#### DESCRIPTION OF THE TASK:
Pick out each line in these entries that contains the string "name".

#### GIVEN ENTRIES:
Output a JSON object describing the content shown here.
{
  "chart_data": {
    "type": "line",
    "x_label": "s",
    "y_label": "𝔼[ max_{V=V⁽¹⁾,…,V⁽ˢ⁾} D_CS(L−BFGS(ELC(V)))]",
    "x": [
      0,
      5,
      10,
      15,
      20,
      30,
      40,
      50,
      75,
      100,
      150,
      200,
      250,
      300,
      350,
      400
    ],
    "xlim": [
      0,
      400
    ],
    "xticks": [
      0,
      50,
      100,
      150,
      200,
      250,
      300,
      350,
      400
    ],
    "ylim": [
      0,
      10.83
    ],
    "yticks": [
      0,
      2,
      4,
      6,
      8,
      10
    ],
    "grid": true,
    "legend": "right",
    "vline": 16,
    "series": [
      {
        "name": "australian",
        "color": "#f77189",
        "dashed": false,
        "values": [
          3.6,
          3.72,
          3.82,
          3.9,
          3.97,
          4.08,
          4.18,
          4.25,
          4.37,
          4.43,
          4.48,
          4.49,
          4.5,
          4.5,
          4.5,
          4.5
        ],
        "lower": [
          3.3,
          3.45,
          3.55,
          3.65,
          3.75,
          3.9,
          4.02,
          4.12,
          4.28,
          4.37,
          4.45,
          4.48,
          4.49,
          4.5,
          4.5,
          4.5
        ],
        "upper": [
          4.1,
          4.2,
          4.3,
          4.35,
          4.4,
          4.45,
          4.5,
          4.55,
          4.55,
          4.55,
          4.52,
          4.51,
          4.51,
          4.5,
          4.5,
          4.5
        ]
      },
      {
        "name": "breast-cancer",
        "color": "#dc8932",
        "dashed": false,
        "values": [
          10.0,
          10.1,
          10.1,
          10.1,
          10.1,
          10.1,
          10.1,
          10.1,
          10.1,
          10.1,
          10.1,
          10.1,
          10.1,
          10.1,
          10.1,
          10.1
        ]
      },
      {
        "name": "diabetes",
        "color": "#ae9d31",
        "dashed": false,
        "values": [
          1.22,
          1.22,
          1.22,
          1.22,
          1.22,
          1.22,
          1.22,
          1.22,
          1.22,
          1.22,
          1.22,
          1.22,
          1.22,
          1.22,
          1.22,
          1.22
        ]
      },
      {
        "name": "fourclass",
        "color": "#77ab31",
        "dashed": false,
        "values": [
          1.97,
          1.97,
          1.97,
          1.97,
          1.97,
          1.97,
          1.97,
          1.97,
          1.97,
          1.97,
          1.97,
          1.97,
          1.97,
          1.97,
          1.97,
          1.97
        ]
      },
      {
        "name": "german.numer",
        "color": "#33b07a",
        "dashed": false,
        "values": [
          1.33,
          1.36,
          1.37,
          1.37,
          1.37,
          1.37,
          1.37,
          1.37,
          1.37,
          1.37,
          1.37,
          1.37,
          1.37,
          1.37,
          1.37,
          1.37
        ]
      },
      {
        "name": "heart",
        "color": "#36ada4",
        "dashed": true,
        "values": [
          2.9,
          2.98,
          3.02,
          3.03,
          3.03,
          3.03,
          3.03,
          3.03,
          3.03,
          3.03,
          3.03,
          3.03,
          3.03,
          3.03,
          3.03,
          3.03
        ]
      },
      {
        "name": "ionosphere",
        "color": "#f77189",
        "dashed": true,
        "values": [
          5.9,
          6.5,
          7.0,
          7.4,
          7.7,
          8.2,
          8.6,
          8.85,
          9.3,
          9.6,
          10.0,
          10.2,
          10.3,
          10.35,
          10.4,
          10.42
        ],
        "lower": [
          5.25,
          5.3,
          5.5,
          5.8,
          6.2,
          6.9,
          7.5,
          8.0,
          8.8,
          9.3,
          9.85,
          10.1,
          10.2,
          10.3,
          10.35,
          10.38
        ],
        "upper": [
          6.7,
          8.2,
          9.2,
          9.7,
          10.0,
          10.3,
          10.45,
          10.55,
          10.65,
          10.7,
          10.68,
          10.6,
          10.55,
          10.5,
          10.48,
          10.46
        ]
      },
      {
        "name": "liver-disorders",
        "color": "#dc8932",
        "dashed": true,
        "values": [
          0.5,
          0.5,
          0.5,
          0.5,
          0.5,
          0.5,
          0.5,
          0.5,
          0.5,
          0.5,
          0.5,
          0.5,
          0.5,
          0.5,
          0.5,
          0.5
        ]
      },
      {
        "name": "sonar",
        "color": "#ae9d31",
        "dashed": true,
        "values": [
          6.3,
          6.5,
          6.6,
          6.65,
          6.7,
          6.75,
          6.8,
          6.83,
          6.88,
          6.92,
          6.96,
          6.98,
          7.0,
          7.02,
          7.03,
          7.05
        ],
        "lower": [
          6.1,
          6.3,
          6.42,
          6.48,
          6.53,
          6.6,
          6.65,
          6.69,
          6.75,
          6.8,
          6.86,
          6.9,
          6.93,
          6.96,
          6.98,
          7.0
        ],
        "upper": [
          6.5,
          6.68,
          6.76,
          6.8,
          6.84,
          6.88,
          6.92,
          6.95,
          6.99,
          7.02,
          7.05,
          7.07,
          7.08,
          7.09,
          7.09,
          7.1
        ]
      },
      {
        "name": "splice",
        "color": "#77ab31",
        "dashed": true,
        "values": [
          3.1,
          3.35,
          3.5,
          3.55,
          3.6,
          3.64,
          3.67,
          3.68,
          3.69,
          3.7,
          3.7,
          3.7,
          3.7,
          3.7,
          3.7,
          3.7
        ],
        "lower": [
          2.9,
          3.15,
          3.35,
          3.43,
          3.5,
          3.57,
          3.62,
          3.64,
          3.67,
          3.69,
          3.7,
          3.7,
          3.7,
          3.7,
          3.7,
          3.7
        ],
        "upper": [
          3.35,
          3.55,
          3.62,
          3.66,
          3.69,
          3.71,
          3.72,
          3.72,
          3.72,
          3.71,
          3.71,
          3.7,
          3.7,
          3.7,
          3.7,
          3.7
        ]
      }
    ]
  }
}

#### EXERCISE OUTPUT:
        "name": "australian",
        "name": "breast-cancer",
        "name": "diabetes",
        "name": "fourclass",
        "name": "german.numer",
        "name": "heart",
        "name": "ionosphere",
        "name": "liver-disorders",
        "name": "sonar",
        "name": "splice",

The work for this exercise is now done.